▸ Exercise description
Keep the pictures out of the copy and repeat the records exactly.

* begin Input *

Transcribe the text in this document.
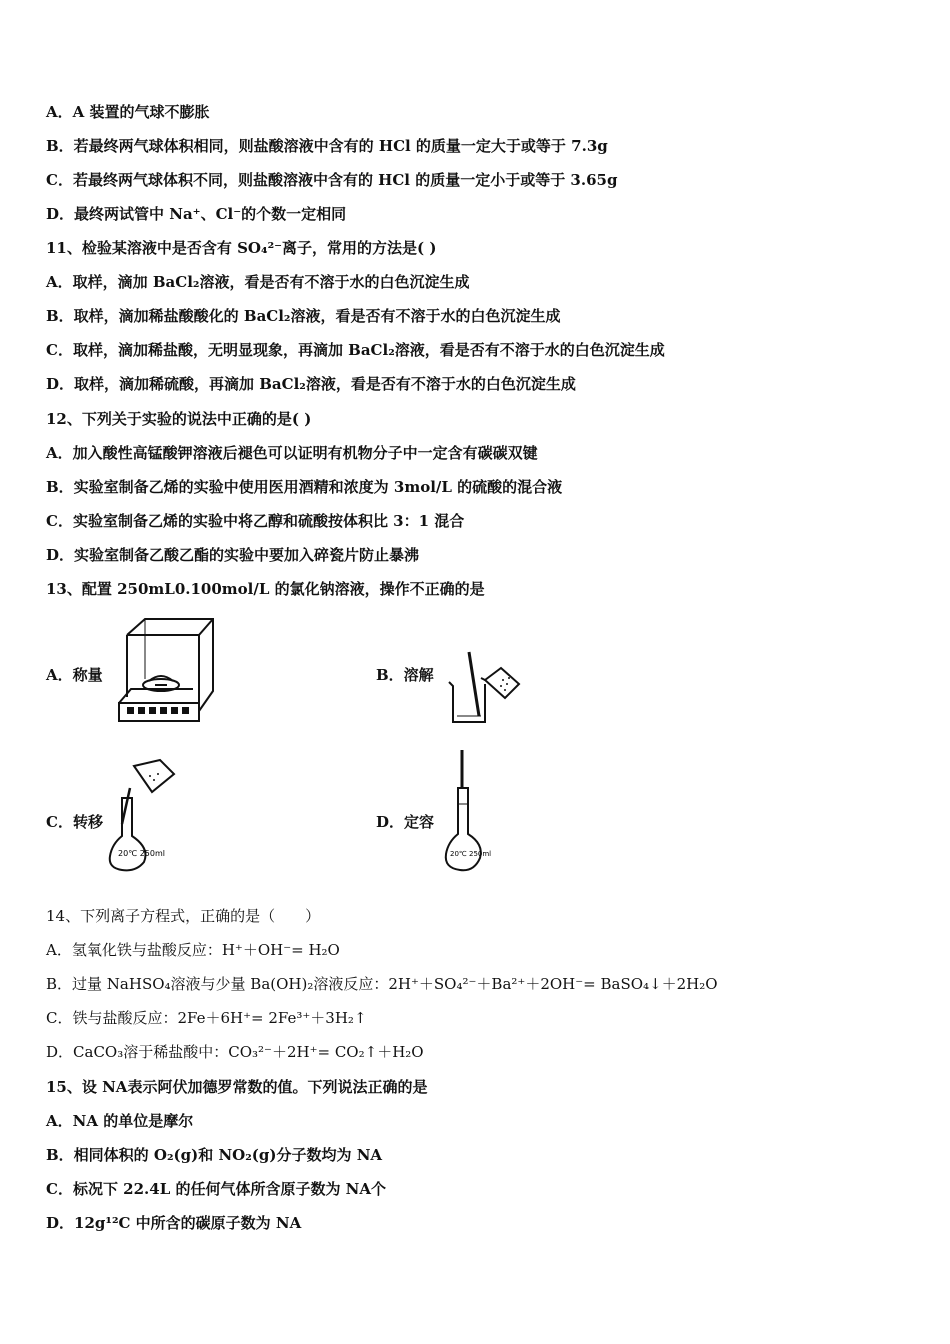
A．A 装置的气球不膨胀
B．若最终两气球体积相同，则盐酸溶液中含有的 HCl 的质量一定大于或等于 7.3g
C．若最终两气球体积不同，则盐酸溶液中含有的 HCl 的质量一定小于或等于 3.65g
D．最终两试管中 Na⁺、Cl⁻的个数一定相同
11、检验某溶液中是否含有 SO₄²⁻离子，常用的方法是( )
A．取样，滴加 BaCl₂溶液，看是否有不溶于水的白色沉淀生成
B．取样，滴加稀盐酸酸化的 BaCl₂溶液，看是否有不溶于水的白色沉淀生成
C．取样，滴加稀盐酸，无明显现象，再滴加 BaCl₂溶液，看是否有不溶于水的白色沉淀生成
D．取样，滴加稀硫酸，再滴加 BaCl₂溶液，看是否有不溶于水的白色沉淀生成
12、下列关于实验的说法中正确的是( )
A．加入酸性高锰酸钾溶液后褪色可以证明有机物分子中一定含有碳碳双键
B．实验室制备乙烯的实验中使用医用酒精和浓度为 3mol/L 的硫酸的混合液
C．实验室制备乙烯的实验中将乙醇和硫酸按体积比 3：1 混合
D．实验室制备乙酸乙酯的实验中要加入碎瓷片防止暴沸
13、配置 250mL0.100mol/L 的氯化钠溶液，操作不正确的是
A．称量	B．溶解
C．转移
20℃ 250ml
D．定容
20℃ 250ml
14、下列离子方程式，正确的是（　　）
A．氢氧化铁与盐酸反应：H⁺＋OH⁻= H₂O
B．过量 NaHSO₄溶液与少量 Ba(OH)₂溶液反应：2H⁺＋SO₄²⁻＋Ba²⁺＋2OH⁻= BaSO₄↓＋2H₂O
C．铁与盐酸反应：2Fe＋6H⁺= 2Fe³⁺＋3H₂↑
D．CaCO₃溶于稀盐酸中：CO₃²⁻＋2H⁺= CO₂↑＋H₂O
15、设 NA表示阿伏加德罗常数的值。下列说法正确的是
A．NA 的单位是摩尔
B．相同体积的 O₂(g)和 NO₂(g)分子数均为 NA
C．标况下 22.4L 的任何气体所含原子数为 NA个
D．12g¹²C 中所含的碳原子数为 NA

* end Input *

▸ Problem solution
Transcribe the text in this document.
A．A 装置的气球不膨胀
B．若最终两气球体积相同，则盐酸溶液中含有的 HCl 的质量一定大于或等于 7.3g
C．若最终两气球体积不同，则盐酸溶液中含有的 HCl 的质量一定小于或等于 3.65g
D．最终两试管中 Na⁺、Cl⁻的个数一定相同
11、检验某溶液中是否含有 SO₄²⁻离子，常用的方法是( )
A．取样，滴加 BaCl₂溶液，看是否有不溶于水的白色沉淀生成
B．取样，滴加稀盐酸酸化的 BaCl₂溶液，看是否有不溶于水的白色沉淀生成
C．取样，滴加稀盐酸，无明显现象，再滴加 BaCl₂溶液，看是否有不溶于水的白色沉淀生成
D．取样，滴加稀硫酸，再滴加 BaCl₂溶液，看是否有不溶于水的白色沉淀生成
12、下列关于实验的说法中正确的是( )
A．加入酸性高锰酸钾溶液后褪色可以证明有机物分子中一定含有碳碳双键
B．实验室制备乙烯的实验中使用医用酒精和浓度为 3mol/L 的硫酸的混合液
C．实验室制备乙烯的实验中将乙醇和硫酸按体积比 3：1 混合
D．实验室制备乙酸乙酯的实验中要加入碎瓷片防止暴沸
13、配置 250mL0.100mol/L 的氯化钠溶液，操作不正确的是
A．称量	B．溶解
C．转移
20℃ 250ml
D．定容
20℃ 250ml
14、下列离子方程式，正确的是（　　）
A．氢氧化铁与盐酸反应：H⁺＋OH⁻= H₂O
B．过量 NaHSO₄溶液与少量 Ba(OH)₂溶液反应：2H⁺＋SO₄²⁻＋Ba²⁺＋2OH⁻= BaSO₄↓＋2H₂O
C．铁与盐酸反应：2Fe＋6H⁺= 2Fe³⁺＋3H₂↑
D．CaCO₃溶于稀盐酸中：CO₃²⁻＋2H⁺= CO₂↑＋H₂O
15、设 NA表示阿伏加德罗常数的值。下列说法正确的是
A．NA 的单位是摩尔
B．相同体积的 O₂(g)和 NO₂(g)分子数均为 NA
C．标况下 22.4L 的任何气体所含原子数为 NA个
D．12g¹²C 中所含的碳原子数为 NA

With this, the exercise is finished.